• The request: Count only the lines of the records that hold "title", then give the number without any other words.

+++ Extracted information +++

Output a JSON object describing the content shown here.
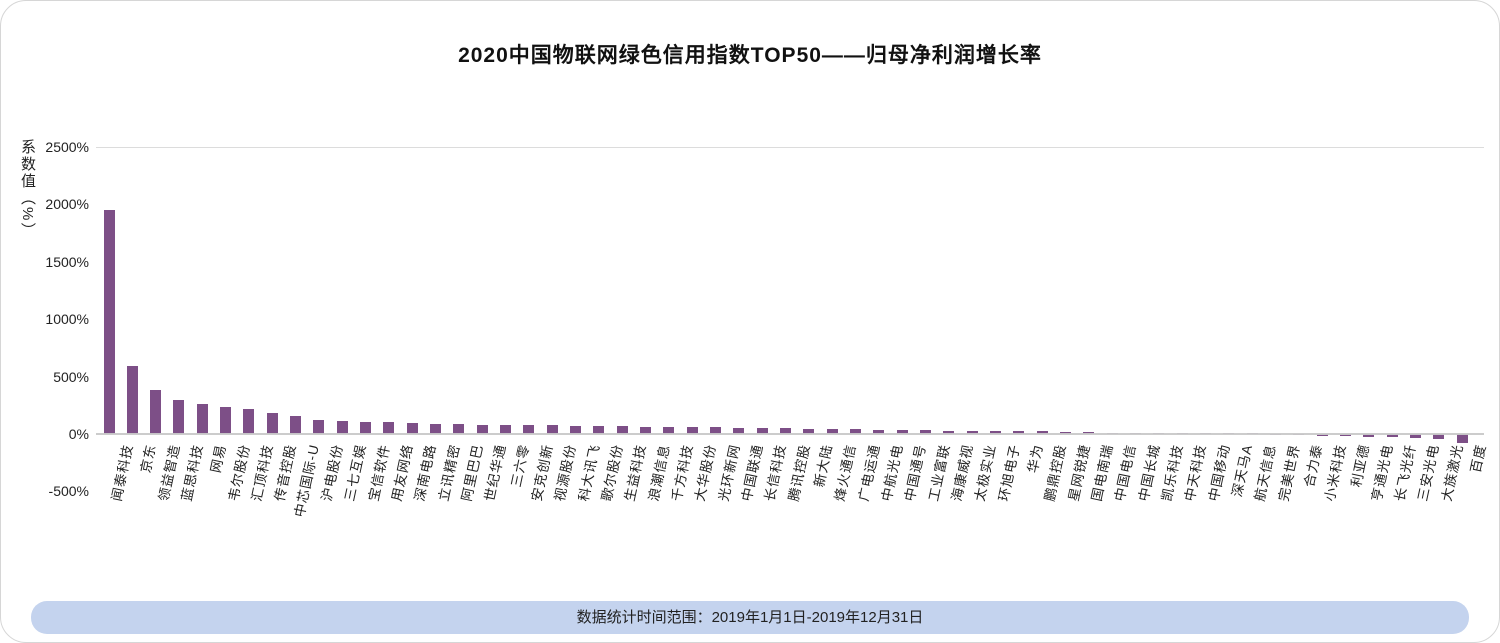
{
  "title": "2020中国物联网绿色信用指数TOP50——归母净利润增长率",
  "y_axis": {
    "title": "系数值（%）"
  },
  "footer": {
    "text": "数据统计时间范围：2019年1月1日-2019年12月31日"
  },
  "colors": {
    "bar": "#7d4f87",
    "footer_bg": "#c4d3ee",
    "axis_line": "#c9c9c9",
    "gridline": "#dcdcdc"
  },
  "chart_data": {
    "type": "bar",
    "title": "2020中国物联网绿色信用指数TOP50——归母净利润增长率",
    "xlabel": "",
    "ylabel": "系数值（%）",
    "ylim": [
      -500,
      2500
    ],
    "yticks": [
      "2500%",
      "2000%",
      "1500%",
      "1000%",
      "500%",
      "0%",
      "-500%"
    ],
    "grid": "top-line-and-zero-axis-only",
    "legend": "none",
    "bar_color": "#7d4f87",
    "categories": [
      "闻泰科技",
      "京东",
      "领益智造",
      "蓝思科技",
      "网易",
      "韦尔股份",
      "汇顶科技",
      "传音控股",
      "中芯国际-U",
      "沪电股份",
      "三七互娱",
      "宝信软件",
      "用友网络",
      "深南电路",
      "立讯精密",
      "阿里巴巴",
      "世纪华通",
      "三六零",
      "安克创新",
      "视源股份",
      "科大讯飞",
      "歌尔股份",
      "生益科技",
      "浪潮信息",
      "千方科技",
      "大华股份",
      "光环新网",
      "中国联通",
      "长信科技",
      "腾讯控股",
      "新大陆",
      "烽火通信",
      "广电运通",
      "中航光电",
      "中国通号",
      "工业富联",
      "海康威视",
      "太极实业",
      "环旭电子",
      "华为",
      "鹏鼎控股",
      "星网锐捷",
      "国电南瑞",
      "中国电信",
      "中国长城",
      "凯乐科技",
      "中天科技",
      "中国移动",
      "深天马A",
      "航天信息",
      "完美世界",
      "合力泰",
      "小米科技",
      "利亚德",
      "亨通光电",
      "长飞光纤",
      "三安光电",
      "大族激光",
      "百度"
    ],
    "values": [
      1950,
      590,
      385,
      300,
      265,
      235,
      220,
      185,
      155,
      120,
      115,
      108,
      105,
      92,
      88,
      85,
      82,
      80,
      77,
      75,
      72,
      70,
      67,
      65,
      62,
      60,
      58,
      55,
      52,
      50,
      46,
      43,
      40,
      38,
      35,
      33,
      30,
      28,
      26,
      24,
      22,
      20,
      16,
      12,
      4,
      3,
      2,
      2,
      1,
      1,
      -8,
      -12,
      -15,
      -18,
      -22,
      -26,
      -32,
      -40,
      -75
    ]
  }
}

+++
+++ Extracted information +++

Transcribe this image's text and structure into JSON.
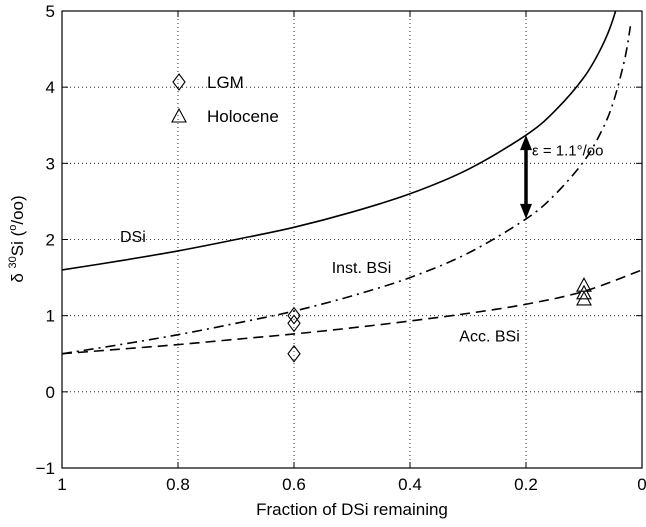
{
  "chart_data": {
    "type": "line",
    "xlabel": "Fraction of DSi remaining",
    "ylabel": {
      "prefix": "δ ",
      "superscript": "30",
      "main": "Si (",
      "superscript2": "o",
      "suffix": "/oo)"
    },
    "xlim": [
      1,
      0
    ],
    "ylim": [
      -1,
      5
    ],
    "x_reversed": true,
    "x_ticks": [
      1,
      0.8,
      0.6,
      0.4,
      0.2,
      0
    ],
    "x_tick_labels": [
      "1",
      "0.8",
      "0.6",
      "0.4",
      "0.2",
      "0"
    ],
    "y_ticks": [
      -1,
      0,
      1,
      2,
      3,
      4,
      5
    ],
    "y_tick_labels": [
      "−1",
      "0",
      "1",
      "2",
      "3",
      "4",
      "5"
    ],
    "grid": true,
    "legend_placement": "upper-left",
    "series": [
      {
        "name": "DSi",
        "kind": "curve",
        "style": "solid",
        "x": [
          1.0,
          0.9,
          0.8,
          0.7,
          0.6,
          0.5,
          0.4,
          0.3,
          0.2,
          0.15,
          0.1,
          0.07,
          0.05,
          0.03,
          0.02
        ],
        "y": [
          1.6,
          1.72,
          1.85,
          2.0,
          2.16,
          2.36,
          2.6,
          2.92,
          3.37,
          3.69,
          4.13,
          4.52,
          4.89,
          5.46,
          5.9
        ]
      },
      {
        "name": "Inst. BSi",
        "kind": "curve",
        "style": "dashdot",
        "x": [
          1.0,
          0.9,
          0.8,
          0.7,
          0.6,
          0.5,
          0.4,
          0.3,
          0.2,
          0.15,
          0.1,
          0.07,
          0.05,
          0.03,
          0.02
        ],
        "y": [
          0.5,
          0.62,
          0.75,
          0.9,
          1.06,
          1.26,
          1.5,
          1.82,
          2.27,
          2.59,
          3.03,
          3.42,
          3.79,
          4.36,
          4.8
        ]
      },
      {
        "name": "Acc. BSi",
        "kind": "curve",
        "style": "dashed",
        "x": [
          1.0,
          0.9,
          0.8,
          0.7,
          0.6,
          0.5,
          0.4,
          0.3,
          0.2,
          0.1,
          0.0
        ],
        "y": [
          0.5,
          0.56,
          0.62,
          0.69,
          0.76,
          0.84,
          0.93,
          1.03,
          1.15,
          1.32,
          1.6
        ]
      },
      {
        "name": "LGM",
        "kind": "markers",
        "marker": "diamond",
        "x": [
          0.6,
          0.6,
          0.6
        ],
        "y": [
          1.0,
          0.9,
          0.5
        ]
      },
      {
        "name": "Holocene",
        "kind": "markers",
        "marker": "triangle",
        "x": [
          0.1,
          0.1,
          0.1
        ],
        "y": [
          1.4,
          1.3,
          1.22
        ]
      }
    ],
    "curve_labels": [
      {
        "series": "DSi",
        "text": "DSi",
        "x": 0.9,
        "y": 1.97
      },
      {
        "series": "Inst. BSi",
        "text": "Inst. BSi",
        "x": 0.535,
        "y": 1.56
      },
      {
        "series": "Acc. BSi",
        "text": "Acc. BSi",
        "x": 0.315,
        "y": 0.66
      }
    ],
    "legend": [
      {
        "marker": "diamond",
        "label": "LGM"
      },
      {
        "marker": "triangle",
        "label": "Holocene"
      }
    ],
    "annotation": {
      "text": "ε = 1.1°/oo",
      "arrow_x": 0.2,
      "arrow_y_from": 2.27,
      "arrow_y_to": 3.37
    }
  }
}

+++

• Output for this task: 3